[Recorded data]
____________________
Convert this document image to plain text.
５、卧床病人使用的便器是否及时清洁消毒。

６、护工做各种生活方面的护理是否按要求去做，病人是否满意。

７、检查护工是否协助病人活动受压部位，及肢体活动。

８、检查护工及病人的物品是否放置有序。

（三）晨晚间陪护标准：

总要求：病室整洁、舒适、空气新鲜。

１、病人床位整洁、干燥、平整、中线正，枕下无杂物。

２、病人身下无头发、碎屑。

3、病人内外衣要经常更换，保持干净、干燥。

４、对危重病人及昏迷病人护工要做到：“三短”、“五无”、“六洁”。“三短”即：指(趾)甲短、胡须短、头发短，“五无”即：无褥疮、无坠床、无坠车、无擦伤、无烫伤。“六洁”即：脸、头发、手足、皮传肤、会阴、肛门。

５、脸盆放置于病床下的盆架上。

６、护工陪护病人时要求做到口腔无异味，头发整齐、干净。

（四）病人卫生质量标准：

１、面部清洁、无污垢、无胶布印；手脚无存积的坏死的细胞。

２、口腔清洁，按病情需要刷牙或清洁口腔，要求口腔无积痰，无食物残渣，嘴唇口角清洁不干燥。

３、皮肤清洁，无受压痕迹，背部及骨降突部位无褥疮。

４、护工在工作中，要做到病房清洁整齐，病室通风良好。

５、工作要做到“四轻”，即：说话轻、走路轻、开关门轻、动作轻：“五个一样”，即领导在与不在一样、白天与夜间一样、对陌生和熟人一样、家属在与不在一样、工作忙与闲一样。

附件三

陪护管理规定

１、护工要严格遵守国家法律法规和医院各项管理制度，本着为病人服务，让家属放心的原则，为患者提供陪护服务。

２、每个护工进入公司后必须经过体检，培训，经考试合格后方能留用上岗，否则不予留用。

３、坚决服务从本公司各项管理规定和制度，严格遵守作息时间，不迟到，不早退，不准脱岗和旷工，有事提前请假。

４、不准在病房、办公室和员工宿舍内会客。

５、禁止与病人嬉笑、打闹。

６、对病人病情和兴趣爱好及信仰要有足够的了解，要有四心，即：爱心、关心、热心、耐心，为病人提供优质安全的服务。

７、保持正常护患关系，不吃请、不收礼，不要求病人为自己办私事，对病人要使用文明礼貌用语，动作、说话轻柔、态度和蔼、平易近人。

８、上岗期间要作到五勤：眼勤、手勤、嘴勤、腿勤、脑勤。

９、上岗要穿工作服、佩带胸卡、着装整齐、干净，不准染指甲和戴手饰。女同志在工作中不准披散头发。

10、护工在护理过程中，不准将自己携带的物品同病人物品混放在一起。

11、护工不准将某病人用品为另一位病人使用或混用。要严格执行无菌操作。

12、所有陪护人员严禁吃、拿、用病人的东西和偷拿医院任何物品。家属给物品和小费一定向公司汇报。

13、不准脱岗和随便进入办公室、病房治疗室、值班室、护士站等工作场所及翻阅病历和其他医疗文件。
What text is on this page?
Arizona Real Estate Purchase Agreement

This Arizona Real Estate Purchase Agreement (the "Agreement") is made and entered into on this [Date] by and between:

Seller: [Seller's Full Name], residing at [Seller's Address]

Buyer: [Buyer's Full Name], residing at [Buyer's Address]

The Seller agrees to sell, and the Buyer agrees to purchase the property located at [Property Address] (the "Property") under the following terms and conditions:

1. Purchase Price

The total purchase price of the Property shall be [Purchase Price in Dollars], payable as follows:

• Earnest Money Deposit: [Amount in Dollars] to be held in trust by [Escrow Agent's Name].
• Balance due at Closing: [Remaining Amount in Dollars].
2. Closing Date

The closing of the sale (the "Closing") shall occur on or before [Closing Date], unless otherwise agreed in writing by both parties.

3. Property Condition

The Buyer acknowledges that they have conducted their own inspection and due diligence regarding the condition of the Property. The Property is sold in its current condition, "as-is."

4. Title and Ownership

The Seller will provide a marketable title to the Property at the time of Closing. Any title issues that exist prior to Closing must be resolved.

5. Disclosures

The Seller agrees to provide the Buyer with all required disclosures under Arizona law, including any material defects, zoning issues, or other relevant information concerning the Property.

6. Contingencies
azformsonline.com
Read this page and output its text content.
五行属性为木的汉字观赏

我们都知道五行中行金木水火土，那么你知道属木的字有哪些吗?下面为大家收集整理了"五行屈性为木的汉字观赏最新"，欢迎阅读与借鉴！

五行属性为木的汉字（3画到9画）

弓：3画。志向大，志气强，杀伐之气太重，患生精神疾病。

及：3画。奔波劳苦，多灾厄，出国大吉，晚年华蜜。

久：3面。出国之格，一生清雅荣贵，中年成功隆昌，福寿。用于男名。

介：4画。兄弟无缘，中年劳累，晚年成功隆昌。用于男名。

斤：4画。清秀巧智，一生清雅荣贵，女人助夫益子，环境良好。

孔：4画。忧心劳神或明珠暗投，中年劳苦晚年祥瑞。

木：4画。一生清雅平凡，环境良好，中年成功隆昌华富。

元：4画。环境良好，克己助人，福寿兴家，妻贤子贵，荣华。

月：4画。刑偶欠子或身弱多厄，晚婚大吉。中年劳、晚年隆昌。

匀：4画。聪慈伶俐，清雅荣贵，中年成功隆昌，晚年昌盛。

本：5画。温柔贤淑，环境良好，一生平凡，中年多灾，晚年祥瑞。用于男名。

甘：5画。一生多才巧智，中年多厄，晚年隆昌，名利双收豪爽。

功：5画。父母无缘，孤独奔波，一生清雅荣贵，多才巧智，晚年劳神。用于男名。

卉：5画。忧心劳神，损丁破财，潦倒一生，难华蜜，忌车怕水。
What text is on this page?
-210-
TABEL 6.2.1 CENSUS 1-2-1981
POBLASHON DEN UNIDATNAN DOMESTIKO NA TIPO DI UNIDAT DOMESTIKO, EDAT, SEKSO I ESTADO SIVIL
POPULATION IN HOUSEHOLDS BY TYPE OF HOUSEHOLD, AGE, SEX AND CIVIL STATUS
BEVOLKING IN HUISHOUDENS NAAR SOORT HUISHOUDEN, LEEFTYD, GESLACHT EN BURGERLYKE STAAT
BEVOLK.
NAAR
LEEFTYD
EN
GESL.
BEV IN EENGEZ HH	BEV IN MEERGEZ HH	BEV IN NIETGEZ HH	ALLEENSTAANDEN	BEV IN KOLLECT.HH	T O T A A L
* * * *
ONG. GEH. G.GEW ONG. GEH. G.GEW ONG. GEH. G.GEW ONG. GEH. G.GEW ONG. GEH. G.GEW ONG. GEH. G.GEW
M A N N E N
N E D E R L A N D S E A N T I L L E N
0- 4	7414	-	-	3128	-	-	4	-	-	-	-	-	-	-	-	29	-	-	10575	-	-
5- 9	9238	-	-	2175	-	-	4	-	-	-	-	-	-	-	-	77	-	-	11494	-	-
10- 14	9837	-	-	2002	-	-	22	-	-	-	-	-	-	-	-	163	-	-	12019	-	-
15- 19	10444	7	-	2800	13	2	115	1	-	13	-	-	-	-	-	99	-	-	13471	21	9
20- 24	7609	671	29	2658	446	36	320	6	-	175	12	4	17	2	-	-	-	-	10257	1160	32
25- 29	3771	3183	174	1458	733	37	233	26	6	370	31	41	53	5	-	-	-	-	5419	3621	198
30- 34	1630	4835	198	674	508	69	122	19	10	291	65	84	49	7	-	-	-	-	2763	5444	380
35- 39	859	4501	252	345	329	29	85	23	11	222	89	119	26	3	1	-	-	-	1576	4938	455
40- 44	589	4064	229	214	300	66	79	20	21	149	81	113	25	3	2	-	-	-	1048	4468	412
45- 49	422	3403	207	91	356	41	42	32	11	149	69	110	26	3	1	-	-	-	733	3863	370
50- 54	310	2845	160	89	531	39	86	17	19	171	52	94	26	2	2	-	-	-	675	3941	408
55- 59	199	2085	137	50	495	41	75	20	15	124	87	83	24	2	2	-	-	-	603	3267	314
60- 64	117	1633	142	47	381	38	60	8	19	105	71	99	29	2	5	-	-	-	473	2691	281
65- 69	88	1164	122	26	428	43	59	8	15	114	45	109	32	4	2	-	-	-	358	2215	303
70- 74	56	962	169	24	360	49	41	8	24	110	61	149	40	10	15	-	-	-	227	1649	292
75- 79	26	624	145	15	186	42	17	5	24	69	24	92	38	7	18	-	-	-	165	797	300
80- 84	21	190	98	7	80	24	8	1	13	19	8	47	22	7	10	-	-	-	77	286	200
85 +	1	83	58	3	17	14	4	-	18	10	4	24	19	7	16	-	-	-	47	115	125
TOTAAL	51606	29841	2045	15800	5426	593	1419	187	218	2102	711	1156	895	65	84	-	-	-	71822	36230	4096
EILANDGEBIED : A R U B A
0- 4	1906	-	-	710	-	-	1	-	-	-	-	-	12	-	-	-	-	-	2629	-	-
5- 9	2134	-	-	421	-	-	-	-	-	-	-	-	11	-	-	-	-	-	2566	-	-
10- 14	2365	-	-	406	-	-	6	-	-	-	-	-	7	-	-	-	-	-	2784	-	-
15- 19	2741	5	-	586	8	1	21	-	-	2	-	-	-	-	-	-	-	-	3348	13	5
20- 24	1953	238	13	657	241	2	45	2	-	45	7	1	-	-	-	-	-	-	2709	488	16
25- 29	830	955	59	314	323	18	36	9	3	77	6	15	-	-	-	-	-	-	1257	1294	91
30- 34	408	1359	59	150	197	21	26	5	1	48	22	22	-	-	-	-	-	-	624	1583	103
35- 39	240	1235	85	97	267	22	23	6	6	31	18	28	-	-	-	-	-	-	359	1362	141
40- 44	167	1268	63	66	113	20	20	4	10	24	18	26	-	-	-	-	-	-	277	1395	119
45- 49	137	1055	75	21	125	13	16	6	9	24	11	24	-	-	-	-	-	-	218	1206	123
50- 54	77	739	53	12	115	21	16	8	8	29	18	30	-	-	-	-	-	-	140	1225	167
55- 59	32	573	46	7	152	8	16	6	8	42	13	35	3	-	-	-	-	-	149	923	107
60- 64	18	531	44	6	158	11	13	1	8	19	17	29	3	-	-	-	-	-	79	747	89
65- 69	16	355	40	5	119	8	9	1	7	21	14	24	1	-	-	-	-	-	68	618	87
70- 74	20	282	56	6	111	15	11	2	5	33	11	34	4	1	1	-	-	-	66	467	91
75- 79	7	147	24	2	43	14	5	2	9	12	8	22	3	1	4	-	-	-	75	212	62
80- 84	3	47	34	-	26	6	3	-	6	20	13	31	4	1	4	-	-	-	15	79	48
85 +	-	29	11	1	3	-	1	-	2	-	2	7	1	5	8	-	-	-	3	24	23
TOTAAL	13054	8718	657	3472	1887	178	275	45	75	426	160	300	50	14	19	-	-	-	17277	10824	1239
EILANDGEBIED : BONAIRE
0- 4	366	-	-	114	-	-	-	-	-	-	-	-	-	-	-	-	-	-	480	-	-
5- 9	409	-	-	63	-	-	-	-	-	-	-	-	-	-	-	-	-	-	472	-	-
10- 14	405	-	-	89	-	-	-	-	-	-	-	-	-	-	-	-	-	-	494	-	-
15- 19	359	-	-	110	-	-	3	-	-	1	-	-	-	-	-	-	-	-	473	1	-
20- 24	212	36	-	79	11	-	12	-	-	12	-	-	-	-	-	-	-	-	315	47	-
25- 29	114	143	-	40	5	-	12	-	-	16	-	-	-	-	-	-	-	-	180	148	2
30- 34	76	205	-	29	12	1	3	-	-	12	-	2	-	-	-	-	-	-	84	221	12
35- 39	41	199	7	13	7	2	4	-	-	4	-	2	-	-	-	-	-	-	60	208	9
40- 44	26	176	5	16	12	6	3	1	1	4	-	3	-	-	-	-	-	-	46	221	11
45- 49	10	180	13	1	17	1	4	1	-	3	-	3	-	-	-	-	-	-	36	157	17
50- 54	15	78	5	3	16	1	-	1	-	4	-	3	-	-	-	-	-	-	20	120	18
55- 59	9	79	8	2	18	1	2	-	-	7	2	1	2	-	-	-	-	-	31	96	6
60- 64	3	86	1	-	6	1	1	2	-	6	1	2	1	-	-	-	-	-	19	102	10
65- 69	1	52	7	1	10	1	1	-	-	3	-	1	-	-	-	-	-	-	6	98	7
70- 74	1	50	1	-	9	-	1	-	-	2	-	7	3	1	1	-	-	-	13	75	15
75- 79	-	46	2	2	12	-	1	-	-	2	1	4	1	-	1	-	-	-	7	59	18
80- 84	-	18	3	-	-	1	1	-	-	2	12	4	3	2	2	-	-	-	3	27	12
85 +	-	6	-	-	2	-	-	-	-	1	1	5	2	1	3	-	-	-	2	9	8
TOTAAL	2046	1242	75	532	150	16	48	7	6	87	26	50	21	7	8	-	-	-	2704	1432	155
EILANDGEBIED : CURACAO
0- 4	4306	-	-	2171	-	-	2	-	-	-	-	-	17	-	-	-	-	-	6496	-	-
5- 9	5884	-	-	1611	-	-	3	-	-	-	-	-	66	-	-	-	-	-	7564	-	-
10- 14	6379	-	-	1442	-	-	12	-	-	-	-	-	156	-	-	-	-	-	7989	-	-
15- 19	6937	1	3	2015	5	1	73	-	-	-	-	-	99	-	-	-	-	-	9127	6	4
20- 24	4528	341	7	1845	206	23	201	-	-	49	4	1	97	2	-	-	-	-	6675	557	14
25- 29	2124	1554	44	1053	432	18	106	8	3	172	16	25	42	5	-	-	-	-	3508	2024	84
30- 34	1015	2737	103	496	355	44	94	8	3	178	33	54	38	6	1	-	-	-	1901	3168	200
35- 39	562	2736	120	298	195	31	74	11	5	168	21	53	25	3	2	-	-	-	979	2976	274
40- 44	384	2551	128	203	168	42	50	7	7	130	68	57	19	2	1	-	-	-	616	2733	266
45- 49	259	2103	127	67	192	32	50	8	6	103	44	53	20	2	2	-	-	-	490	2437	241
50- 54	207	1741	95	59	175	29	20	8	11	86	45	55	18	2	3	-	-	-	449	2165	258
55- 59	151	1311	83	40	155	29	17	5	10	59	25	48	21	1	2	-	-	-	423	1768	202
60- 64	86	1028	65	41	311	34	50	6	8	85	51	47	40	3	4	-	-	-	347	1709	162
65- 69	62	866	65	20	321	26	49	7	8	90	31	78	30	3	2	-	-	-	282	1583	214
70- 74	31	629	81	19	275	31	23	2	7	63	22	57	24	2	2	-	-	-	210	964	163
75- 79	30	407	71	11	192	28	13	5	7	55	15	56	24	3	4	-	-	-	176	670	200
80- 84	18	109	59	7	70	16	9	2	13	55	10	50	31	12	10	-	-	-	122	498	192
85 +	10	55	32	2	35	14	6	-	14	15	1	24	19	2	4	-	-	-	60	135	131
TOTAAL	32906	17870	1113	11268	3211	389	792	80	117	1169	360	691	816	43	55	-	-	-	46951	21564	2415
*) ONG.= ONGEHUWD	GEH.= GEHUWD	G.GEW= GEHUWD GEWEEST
____________________
Given instruction: Copy all lines from the data that hold the word "EILANDGEBIED".

Task response:
EILANDGEBIED : A R U B A
EILANDGEBIED : BONAIRE
EILANDGEBIED : CURACAO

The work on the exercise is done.